# Problem to solve
Return the material below in full and exactly.

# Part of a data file
• • • •
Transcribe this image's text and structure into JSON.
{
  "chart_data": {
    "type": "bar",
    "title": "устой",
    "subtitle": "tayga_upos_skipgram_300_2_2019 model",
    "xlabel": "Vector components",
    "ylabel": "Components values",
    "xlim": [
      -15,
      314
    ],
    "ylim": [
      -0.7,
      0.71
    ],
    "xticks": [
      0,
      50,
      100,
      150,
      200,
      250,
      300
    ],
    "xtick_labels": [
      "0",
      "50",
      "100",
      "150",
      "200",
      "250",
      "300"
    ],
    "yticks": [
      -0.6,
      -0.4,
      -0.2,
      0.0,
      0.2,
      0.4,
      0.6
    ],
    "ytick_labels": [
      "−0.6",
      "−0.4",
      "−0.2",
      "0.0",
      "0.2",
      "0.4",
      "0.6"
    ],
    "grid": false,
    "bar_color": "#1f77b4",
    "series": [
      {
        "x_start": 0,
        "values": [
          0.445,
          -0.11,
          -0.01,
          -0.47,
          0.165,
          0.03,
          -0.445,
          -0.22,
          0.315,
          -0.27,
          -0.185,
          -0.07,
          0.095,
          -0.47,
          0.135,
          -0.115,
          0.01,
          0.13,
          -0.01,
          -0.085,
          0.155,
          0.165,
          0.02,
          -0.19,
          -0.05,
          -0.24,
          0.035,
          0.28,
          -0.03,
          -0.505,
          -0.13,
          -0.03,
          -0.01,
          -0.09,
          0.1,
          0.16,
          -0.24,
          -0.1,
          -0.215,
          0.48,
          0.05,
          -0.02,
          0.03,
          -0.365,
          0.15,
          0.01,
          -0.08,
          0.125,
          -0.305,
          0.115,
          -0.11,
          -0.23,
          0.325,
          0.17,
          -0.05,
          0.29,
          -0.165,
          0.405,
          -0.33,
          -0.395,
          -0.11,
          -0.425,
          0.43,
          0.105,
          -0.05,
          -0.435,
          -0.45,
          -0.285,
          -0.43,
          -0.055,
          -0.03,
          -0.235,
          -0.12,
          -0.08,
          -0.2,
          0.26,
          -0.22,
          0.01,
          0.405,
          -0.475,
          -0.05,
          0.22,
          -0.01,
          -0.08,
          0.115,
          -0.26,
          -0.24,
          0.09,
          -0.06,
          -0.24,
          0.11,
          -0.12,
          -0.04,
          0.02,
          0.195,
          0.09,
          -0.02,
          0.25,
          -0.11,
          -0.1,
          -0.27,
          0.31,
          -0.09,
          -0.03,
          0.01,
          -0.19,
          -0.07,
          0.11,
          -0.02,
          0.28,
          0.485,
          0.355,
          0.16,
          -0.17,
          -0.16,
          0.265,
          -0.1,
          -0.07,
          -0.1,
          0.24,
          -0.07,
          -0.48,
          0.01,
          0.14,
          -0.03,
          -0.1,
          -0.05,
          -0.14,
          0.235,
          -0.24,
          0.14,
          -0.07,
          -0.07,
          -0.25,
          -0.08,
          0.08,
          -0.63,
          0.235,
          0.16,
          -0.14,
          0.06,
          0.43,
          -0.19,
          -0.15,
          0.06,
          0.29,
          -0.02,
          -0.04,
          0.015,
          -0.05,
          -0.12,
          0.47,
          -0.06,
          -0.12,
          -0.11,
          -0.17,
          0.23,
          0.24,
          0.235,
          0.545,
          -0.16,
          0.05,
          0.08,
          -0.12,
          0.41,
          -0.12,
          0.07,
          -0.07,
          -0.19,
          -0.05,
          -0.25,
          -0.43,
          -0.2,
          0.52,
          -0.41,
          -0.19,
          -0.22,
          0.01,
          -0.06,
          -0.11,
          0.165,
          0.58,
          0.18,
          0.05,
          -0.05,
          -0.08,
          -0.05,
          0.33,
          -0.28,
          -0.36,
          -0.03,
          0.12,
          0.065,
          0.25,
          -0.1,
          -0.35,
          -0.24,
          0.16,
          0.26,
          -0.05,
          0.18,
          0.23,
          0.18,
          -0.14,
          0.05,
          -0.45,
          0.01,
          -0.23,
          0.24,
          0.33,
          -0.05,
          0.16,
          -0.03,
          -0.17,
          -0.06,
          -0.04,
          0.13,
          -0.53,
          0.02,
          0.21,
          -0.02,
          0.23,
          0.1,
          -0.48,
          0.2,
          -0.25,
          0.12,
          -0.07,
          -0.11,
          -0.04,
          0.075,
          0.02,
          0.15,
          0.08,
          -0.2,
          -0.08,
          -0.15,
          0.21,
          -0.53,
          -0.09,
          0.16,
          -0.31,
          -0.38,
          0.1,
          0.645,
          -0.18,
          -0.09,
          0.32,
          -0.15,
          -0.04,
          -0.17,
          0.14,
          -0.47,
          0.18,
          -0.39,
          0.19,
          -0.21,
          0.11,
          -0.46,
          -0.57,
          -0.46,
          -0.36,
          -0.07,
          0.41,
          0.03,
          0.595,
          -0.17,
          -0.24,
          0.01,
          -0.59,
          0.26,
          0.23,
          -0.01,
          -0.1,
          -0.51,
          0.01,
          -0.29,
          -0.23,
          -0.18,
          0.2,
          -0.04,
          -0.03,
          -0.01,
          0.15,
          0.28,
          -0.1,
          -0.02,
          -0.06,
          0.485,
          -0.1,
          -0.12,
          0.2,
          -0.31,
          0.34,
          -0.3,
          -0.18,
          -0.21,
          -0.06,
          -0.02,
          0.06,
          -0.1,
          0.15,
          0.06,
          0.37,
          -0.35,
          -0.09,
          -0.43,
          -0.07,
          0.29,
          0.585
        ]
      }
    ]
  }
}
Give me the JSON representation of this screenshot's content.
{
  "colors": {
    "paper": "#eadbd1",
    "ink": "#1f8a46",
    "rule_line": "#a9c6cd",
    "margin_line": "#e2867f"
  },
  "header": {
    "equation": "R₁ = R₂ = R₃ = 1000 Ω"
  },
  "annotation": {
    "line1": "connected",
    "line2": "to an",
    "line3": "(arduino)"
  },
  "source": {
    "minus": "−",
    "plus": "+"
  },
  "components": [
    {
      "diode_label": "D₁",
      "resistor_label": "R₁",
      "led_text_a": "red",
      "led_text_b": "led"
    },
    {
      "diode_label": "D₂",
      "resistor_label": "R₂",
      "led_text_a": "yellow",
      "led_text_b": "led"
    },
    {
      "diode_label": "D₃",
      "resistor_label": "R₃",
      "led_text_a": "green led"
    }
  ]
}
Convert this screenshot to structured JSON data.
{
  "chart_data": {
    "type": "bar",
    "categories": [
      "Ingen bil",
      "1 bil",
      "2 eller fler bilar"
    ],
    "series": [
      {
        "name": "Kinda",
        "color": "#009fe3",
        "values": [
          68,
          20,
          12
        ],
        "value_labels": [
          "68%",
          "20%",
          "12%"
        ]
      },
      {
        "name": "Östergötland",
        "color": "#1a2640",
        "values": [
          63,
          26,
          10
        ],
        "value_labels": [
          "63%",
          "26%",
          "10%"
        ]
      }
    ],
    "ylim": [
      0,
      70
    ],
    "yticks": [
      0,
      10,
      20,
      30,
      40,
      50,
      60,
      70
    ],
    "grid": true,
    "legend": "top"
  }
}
• • • •
# Answer to the problem
Transcribe this image's text and structure into JSON.
{
  "chart_data": {
    "type": "bar",
    "title": "устой",
    "subtitle": "tayga_upos_skipgram_300_2_2019 model",
    "xlabel": "Vector components",
    "ylabel": "Components values",
    "xlim": [
      -15,
      314
    ],
    "ylim": [
      -0.7,
      0.71
    ],
    "xticks": [
      0,
      50,
      100,
      150,
      200,
      250,
      300
    ],
    "xtick_labels": [
      "0",
      "50",
      "100",
      "150",
      "200",
      "250",
      "300"
    ],
    "yticks": [
      -0.6,
      -0.4,
      -0.2,
      0.0,
      0.2,
      0.4,
      0.6
    ],
    "ytick_labels": [
      "−0.6",
      "−0.4",
      "−0.2",
      "0.0",
      "0.2",
      "0.4",
      "0.6"
    ],
    "grid": false,
    "bar_color": "#1f77b4",
    "series": [
      {
        "x_start": 0,
        "values": [
          0.445,
          -0.11,
          -0.01,
          -0.47,
          0.165,
          0.03,
          -0.445,
          -0.22,
          0.315,
          -0.27,
          -0.185,
          -0.07,
          0.095,
          -0.47,
          0.135,
          -0.115,
          0.01,
          0.13,
          -0.01,
          -0.085,
          0.155,
          0.165,
          0.02,
          -0.19,
          -0.05,
          -0.24,
          0.035,
          0.28,
          -0.03,
          -0.505,
          -0.13,
          -0.03,
          -0.01,
          -0.09,
          0.1,
          0.16,
          -0.24,
          -0.1,
          -0.215,
          0.48,
          0.05,
          -0.02,
          0.03,
          -0.365,
          0.15,
          0.01,
          -0.08,
          0.125,
          -0.305,
          0.115,
          -0.11,
          -0.23,
          0.325,
          0.17,
          -0.05,
          0.29,
          -0.165,
          0.405,
          -0.33,
          -0.395,
          -0.11,
          -0.425,
          0.43,
          0.105,
          -0.05,
          -0.435,
          -0.45,
          -0.285,
          -0.43,
          -0.055,
          -0.03,
          -0.235,
          -0.12,
          -0.08,
          -0.2,
          0.26,
          -0.22,
          0.01,
          0.405,
          -0.475,
          -0.05,
          0.22,
          -0.01,
          -0.08,
          0.115,
          -0.26,
          -0.24,
          0.09,
          -0.06,
          -0.24,
          0.11,
          -0.12,
          -0.04,
          0.02,
          0.195,
          0.09,
          -0.02,
          0.25,
          -0.11,
          -0.1,
          -0.27,
          0.31,
          -0.09,
          -0.03,
          0.01,
          -0.19,
          -0.07,
          0.11,
          -0.02,
          0.28,
          0.485,
          0.355,
          0.16,
          -0.17,
          -0.16,
          0.265,
          -0.1,
          -0.07,
          -0.1,
          0.24,
          -0.07,
          -0.48,
          0.01,
          0.14,
          -0.03,
          -0.1,
          -0.05,
          -0.14,
          0.235,
          -0.24,
          0.14,
          -0.07,
          -0.07,
          -0.25,
          -0.08,
          0.08,
          -0.63,
          0.235,
          0.16,
          -0.14,
          0.06,
          0.43,
          -0.19,
          -0.15,
          0.06,
          0.29,
          -0.02,
          -0.04,
          0.015,
          -0.05,
          -0.12,
          0.47,
          -0.06,
          -0.12,
          -0.11,
          -0.17,
          0.23,
          0.24,
          0.235,
          0.545,
          -0.16,
          0.05,
          0.08,
          -0.12,
          0.41,
          -0.12,
          0.07,
          -0.07,
          -0.19,
          -0.05,
          -0.25,
          -0.43,
          -0.2,
          0.52,
          -0.41,
          -0.19,
          -0.22,
          0.01,
          -0.06,
          -0.11,
          0.165,
          0.58,
          0.18,
          0.05,
          -0.05,
          -0.08,
          -0.05,
          0.33,
          -0.28,
          -0.36,
          -0.03,
          0.12,
          0.065,
          0.25,
          -0.1,
          -0.35,
          -0.24,
          0.16,
          0.26,
          -0.05,
          0.18,
          0.23,
          0.18,
          -0.14,
          0.05,
          -0.45,
          0.01,
          -0.23,
          0.24,
          0.33,
          -0.05,
          0.16,
          -0.03,
          -0.17,
          -0.06,
          -0.04,
          0.13,
          -0.53,
          0.02,
          0.21,
          -0.02,
          0.23,
          0.1,
          -0.48,
          0.2,
          -0.25,
          0.12,
          -0.07,
          -0.11,
          -0.04,
          0.075,
          0.02,
          0.15,
          0.08,
          -0.2,
          -0.08,
          -0.15,
          0.21,
          -0.53,
          -0.09,
          0.16,
          -0.31,
          -0.38,
          0.1,
          0.645,
          -0.18,
          -0.09,
          0.32,
          -0.15,
          -0.04,
          -0.17,
          0.14,
          -0.47,
          0.18,
          -0.39,
          0.19,
          -0.21,
          0.11,
          -0.46,
          -0.57,
          -0.46,
          -0.36,
          -0.07,
          0.41,
          0.03,
          0.595,
          -0.17,
          -0.24,
          0.01,
          -0.59,
          0.26,
          0.23,
          -0.01,
          -0.1,
          -0.51,
          0.01,
          -0.29,
          -0.23,
          -0.18,
          0.2,
          -0.04,
          -0.03,
          -0.01,
          0.15,
          0.28,
          -0.1,
          -0.02,
          -0.06,
          0.485,
          -0.1,
          -0.12,
          0.2,
          -0.31,
          0.34,
          -0.3,
          -0.18,
          -0.21,
          -0.06,
          -0.02,
          0.06,
          -0.1,
          0.15,
          0.06,
          0.37,
          -0.35,
          -0.09,
          -0.43,
          -0.07,
          0.29,
          0.585
        ]
      }
    ]
  }
}
Give me the JSON representation of this screenshot's content.
{
  "colors": {
    "paper": "#eadbd1",
    "ink": "#1f8a46",
    "rule_line": "#a9c6cd",
    "margin_line": "#e2867f"
  },
  "header": {
    "equation": "R₁ = R₂ = R₃ = 1000 Ω"
  },
  "annotation": {
    "line1": "connected",
    "line2": "to an",
    "line3": "(arduino)"
  },
  "source": {
    "minus": "−",
    "plus": "+"
  },
  "components": [
    {
      "diode_label": "D₁",
      "resistor_label": "R₁",
      "led_text_a": "red",
      "led_text_b": "led"
    },
    {
      "diode_label": "D₂",
      "resistor_label": "R₂",
      "led_text_a": "yellow",
      "led_text_b": "led"
    },
    {
      "diode_label": "D₃",
      "resistor_label": "R₃",
      "led_text_a": "green led"
    }
  ]
}
Convert this screenshot to structured JSON data.
{
  "chart_data": {
    "type": "bar",
    "categories": [
      "Ingen bil",
      "1 bil",
      "2 eller fler bilar"
    ],
    "series": [
      {
        "name": "Kinda",
        "color": "#009fe3",
        "values": [
          68,
          20,
          12
        ],
        "value_labels": [
          "68%",
          "20%",
          "12%"
        ]
      },
      {
        "name": "Östergötland",
        "color": "#1a2640",
        "values": [
          63,
          26,
          10
        ],
        "value_labels": [
          "63%",
          "26%",
          "10%"
        ]
      }
    ],
    "ylim": [
      0,
      70
    ],
    "yticks": [
      0,
      10,
      20,
      30,
      40,
      50,
      60,
      70
    ],
    "grid": true,
    "legend": "top"
  }
}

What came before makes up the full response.